[START OF DATA FOR THIS TASK]

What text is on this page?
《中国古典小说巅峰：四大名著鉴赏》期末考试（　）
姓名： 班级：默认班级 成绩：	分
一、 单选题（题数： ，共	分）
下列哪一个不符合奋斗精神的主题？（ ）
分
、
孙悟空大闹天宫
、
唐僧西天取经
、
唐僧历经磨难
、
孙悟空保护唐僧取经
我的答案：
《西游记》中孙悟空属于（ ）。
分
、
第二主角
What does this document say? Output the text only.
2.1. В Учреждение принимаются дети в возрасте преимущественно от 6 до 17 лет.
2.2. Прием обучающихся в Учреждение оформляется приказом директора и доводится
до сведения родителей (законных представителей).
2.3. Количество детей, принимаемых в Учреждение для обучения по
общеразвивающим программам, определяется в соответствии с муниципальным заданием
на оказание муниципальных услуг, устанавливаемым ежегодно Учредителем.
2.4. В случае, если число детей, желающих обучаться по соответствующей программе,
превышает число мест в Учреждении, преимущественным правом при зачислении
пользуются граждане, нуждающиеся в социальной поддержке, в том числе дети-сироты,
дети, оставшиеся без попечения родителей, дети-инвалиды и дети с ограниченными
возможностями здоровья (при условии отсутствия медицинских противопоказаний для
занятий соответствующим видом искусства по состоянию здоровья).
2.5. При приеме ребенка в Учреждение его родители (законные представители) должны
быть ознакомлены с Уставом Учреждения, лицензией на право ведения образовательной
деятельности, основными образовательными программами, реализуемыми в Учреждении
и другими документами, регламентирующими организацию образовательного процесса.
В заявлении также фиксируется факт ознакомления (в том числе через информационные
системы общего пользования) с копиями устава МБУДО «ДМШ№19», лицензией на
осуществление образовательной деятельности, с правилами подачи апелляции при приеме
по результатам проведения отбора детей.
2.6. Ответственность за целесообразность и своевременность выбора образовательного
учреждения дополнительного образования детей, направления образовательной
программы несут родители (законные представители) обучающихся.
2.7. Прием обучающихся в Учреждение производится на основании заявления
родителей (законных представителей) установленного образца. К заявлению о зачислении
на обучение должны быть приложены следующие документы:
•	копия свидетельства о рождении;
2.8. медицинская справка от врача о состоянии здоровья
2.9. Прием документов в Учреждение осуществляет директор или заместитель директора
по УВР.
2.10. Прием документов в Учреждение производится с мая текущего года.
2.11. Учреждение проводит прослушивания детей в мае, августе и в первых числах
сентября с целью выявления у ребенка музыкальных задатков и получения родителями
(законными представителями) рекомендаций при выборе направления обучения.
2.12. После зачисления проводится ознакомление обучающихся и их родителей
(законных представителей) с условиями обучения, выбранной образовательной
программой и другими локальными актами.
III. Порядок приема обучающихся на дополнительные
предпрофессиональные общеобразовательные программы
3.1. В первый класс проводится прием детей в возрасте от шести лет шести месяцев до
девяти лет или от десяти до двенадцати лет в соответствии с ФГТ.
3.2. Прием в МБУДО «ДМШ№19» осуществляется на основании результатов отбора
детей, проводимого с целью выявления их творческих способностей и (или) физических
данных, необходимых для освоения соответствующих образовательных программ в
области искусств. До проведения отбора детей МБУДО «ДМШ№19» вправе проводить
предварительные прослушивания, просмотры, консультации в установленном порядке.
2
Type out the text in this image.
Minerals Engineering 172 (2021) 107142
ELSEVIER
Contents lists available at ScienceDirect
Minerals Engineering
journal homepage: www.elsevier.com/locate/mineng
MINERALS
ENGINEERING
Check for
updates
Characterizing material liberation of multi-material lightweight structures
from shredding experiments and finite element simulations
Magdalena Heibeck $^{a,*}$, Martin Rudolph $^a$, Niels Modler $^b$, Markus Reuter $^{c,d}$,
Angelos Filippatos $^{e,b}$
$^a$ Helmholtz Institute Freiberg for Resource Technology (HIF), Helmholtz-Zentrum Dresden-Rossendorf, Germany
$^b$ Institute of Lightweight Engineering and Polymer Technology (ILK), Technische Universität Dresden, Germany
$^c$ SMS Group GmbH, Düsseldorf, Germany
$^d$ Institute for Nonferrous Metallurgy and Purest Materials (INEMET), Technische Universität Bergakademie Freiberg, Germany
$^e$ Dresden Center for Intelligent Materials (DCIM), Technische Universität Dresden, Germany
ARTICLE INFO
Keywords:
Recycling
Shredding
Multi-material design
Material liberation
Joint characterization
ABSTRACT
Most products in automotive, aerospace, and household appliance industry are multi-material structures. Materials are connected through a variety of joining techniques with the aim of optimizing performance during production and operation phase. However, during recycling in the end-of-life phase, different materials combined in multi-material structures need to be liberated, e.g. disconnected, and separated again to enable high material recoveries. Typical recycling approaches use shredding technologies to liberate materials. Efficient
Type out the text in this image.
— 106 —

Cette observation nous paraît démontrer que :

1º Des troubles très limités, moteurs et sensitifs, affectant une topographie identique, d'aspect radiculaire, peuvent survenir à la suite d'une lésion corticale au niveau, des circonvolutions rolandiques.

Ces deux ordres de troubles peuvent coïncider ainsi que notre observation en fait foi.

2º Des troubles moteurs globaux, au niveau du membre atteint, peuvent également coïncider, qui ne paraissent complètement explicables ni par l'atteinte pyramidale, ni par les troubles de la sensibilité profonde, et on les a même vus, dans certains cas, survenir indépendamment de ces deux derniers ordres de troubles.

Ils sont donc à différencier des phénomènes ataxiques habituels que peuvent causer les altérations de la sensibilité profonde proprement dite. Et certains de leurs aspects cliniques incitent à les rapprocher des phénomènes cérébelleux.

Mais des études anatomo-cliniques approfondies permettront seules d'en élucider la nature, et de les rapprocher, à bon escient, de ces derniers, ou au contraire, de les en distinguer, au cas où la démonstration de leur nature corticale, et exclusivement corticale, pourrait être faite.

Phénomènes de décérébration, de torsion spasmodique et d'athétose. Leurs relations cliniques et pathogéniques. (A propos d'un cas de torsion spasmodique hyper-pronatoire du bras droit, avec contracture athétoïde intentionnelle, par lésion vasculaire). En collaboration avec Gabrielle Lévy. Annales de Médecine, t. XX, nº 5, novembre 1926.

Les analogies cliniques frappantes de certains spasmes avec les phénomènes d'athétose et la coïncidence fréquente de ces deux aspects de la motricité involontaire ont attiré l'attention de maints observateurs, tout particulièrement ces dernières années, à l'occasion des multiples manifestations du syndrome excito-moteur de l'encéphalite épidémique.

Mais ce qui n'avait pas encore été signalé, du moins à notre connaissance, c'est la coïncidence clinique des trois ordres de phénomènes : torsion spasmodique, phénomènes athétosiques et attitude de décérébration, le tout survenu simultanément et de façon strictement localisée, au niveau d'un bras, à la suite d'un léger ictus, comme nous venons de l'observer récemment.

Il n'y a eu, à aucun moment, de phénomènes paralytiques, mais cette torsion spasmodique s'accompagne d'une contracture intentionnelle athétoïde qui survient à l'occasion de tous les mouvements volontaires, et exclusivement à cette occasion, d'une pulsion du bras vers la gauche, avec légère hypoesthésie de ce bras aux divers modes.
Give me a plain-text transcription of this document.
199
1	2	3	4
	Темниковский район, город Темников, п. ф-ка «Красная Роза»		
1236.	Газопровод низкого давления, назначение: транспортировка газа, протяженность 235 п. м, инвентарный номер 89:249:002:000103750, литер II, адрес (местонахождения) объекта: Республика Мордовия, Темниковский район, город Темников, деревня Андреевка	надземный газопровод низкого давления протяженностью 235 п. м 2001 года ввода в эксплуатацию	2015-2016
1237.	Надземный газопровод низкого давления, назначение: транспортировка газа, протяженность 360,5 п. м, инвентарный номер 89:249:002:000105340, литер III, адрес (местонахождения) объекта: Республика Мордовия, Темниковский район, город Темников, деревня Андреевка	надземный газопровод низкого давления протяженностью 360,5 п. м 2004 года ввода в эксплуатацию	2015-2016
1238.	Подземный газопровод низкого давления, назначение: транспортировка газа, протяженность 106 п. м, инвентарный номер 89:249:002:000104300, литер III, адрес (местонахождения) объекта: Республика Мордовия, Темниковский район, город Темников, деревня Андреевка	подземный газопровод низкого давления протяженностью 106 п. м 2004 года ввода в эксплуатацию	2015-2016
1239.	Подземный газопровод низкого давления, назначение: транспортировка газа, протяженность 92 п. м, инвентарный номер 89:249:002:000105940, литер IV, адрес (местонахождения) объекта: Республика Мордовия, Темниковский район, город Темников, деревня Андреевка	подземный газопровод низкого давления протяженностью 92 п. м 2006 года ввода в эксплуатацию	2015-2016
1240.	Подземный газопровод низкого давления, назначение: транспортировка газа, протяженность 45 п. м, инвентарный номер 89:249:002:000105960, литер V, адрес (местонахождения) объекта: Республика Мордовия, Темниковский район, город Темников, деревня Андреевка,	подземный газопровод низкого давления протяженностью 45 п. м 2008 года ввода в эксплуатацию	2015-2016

[END OF DATA FOR THIS TASK]

CHALLENGE:
Scan the entries above for the word "выявления" and collect each line holding it.

ANSWER FOR THE TASK:
сентября с целью выявления у ребенка музыкальных задатков и получения родителями
детей, проводимого с целью выявления их творческих способностей и (или) физических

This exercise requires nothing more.